#### TEKST:
☆ ☆ ☆

We schamen ons voor onze oncontroleerbare reacties, maar ze stellen ons gerust, omdat ze aantonen dat we leven. Dat we mensen zijn. –Giulio Andreottie in Il divo (2008), Paolo Sorrentino.
De flaptekst meldt het volgende:
‘In
Iedereen kan schilderen
probeert de twintigjarige Iris Kostons vrede te vinden met een gezinsleven waarin haar vader alle aandacht opeist. Hans Kostons, eigenaar van een succesvol Zuid-Limburgs bedrijf in zelfsluitende ladesystemen, lijdt aan depressies, psychoses, koopziekte, hypochondrie, vernielzucht en suïcidale neigingen. De overige gezinsleden lijden aan Hans. Met de moed der wanhoop blijven vrouw des huizes Elsbeth en dochters Mia en Iris geloven in de beloofde verbetering. Maar na de zoveelste vernedering is de maat vol’.

☆ ☆ ☆

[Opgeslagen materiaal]
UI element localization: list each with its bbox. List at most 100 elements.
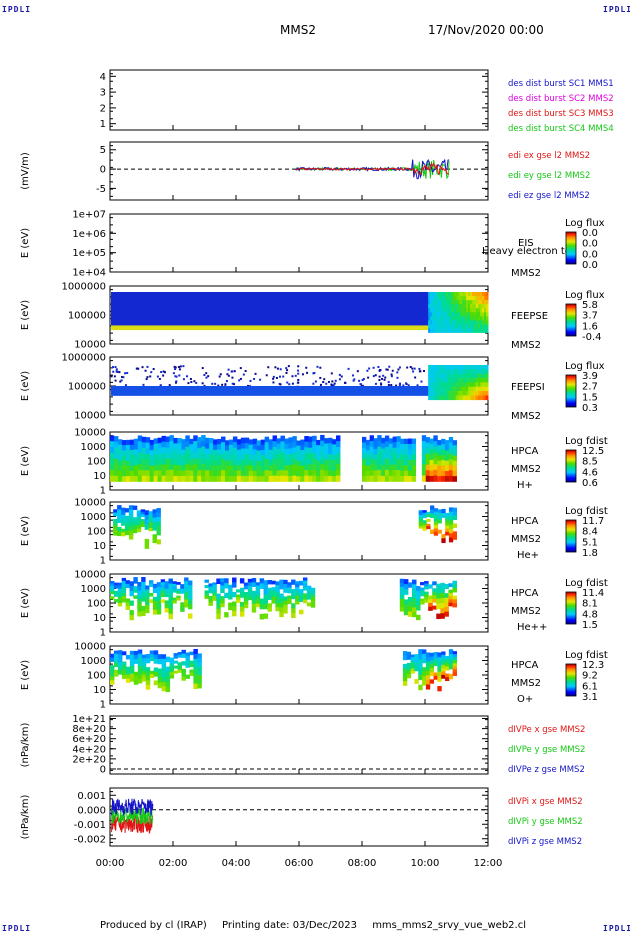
feeps-electrons-cell-8-4: [444, 308, 447, 313]
hpca-he2-cell-1-13-5: [255, 597, 261, 602]
hpca-he1-cell-0-3-6: [124, 530, 130, 536]
hpca-he2-cell-2-6-2: [424, 586, 429, 590]
hpca-o-cell-0-20-7: [189, 672, 194, 677]
feeps-electrons-cell-22-5: [472, 312, 475, 317]
hpca-h-cell-0-19-4: [185, 458, 190, 465]
hpca-h-cell-0-9-1: [145, 442, 151, 449]
hpca-he2-cell-1-14-0: [259, 578, 265, 584]
feeps-ions-dot-200: [119, 380, 122, 383]
corner-logo-top-left: IPDLI: [2, 5, 32, 14]
feeps-ions-cell-23-4: [485, 382, 489, 388]
edi-electric-field-ytick-label-2: -5: [96, 184, 106, 195]
feeps-electrons-cell-19-8: [466, 324, 469, 329]
feeps-ions-cell-16-6: [468, 391, 472, 396]
hpca-h-cell-0-24-5: [205, 464, 210, 471]
hpca-he1-cell-1-4-0: [433, 508, 439, 513]
hpca-he1-cell-1-1-4: [422, 520, 427, 524]
hpca-he2-cell-0-6-3: [133, 586, 138, 590]
feeps-electrons-cell-17-6: [462, 316, 465, 321]
feeps-ions-cell-7-5: [445, 386, 449, 392]
hpca-o-cell-1-2-5: [410, 666, 415, 669]
hpca-o-cell-0-0-0: [110, 653, 115, 659]
hpca-h-cell-0-51-1: [312, 441, 317, 448]
hpca-he2-cell-1-15-1: [263, 584, 268, 591]
feeps-ions-cell-22-0: [483, 365, 487, 370]
feeps-ions-cell-13-7: [460, 395, 464, 401]
feeps-ions-dot-177: [279, 383, 282, 386]
hpca-o-cell-1-4-3: [418, 664, 423, 670]
feeps-ions-cell-8-0: [448, 365, 452, 370]
feeps-electrons-cell-26-1: [480, 296, 483, 301]
feeps-ions-cell-10-6: [453, 391, 457, 396]
hpca-he2-cell-2-8-4: [432, 595, 437, 600]
hpca-o-cell-0-5-6: [129, 673, 135, 678]
feeps-ions-cell-16-5: [468, 386, 472, 392]
hpca-he1-cell-0-1-2: [117, 513, 122, 519]
feeps-ions-cell-20-0: [478, 365, 482, 370]
feeps-ions-cell-0-6: [428, 391, 432, 396]
hpca-he1-cell-0-3-3: [124, 519, 130, 524]
hpca-h-cell-0-4-7: [125, 476, 131, 482]
feeps-ions-cell-21-7: [480, 395, 484, 401]
hpca-he1-cell-0-1-3: [117, 518, 122, 523]
feeps-electrons-cell-23-1: [474, 296, 477, 301]
feeps-ions-dot-203: [319, 383, 322, 386]
feeps-electrons-cell-2-1: [432, 296, 435, 301]
feeps-electrons-cell-13-8: [454, 324, 457, 329]
hpca-he2-cell-0-8-2: [141, 586, 146, 592]
feeps-ions-cell-17-3: [470, 378, 474, 383]
feeps-ions-cell-14-4: [463, 382, 467, 388]
hpca-he1-cell-0-6-5: [136, 522, 142, 527]
hpca-h-cell-0-54-6: [324, 470, 329, 477]
feeps-electrons-cell-12-9: [452, 328, 455, 333]
hpca-h-cell-0-2-0: [117, 439, 123, 446]
hpca-h-cell-0-23-2: [201, 446, 206, 453]
hpca-he1-cell-0-4-1: [128, 509, 134, 515]
divpi-ytick-label-3: -0.002: [74, 834, 106, 845]
hpca-h-cell-0-10-0: [149, 439, 155, 446]
hpca-o-cell-0-13-4: [161, 672, 167, 678]
hpca-h-cell-2-6-6: [444, 470, 450, 477]
feeps-ions-dot-60: [338, 373, 341, 376]
hpca-he2-cell-2-3-0: [411, 579, 417, 585]
feeps-electrons-cell-10-8: [448, 324, 451, 329]
feeps-ions-dot-43: [352, 374, 355, 377]
feeps-electrons-cell-11-2: [450, 300, 453, 305]
feeps-ions-dot-229: [232, 383, 235, 386]
feeps-ions-cell-1-5: [430, 386, 434, 392]
hpca-he2-cell-1-10-3: [243, 592, 249, 596]
hpca-o-cell-0-18-0: [181, 649, 186, 655]
hpca-h-cell-2-0-2: [421, 446, 427, 453]
hpca-h-cell-0-55-1: [328, 443, 333, 450]
hpca-h-cell-0-17-5: [177, 465, 182, 471]
hpca-he1-cell-1-9-0: [452, 507, 457, 513]
feeps-electrons-cell-18-4: [464, 308, 467, 313]
hpca-o-cell-1-1-4: [406, 666, 412, 671]
hpca-he2-cell-0-16-7: [172, 600, 177, 604]
feeps-ions-dot-185: [412, 370, 415, 373]
hpca-he2-cell-2-12-4: [448, 592, 453, 597]
hpca-o-cell-1-7-1: [429, 656, 435, 661]
feeps-ions-dot-57: [305, 366, 308, 369]
hpca-h-cell-1-10-7: [400, 475, 405, 482]
hpca-he2-cell-0-10-5: [149, 592, 154, 597]
hpca-o-cell-0-1-0: [113, 650, 119, 655]
hpca-he2-cell-1-22-0: [291, 579, 296, 585]
hpca-o-cell-0-17-0: [177, 652, 182, 656]
feeps-electrons-cell-16-5: [460, 312, 463, 317]
feeps-electrons-cell-29-8: [486, 324, 489, 329]
hpca-o-cell-0-16-0: [173, 653, 179, 657]
hpca-he2-cell-0-1-6: [113, 599, 119, 603]
hpca-he2-cell-1-4-3: [220, 588, 225, 594]
feeps-electrons-cell-23-5: [474, 312, 477, 317]
feeps-electrons-cell-7-2: [442, 300, 445, 305]
hpca-o-cell-1-7-7: [429, 679, 435, 684]
hpca-he2-cell-1-13-4: [255, 594, 261, 599]
hpca-o-ytick-label-3: 10: [93, 685, 106, 696]
hpca-h-cell-0-54-3: [324, 454, 329, 461]
hpca-h-cell-0-19-2: [185, 446, 190, 454]
hpca-o-cell-0-19-3: [185, 663, 190, 668]
feeps-electrons-cell-14-4: [456, 308, 459, 313]
feeps-electrons-cell-27-6: [482, 316, 485, 321]
hpca-he2-cell-0-7-4: [137, 598, 142, 604]
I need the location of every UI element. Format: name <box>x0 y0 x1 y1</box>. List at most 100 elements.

☆ ☆ ☆

#### OPDRACHT:
Geef het vervolg van de tekst over het boek Iedereen kan schilderen, te beginnen na de laatste zin. Het materiaal heeft niets met de tekst te maken.

#### ANTWOORD:
Iris woont op kamers in Amsterdam. Ze studeert en in het weekend en de vakanties komt ze naar huis. Het verhaal vertelt niet hoe Iris leeft als ze niet thuis is. Het gaat echt alleen over het gezinsleven. Het boek bestaat uit drie delen; feestdagen, Pasen en de grote vakantie. In het eerste deel viert Iris Kerst en Nieuwjaar thuis met haar zus, en haar ouders. Haar vader eist zoals altijd alle aandacht, iedereen moet zich aan zijn regels houden en iedereen moet op hem wachten. Ben je te vroeg? Dan wacht je maar buiten. Moet je ergens heen? Dan blijft Hans nog een half uur langer in de badkamer. Hans en Iris zijn één dag na elkaar jarig. Ze vieren hun verjaardag altijd samen, maar het feestje is eigenlijk alleen zijn feestje.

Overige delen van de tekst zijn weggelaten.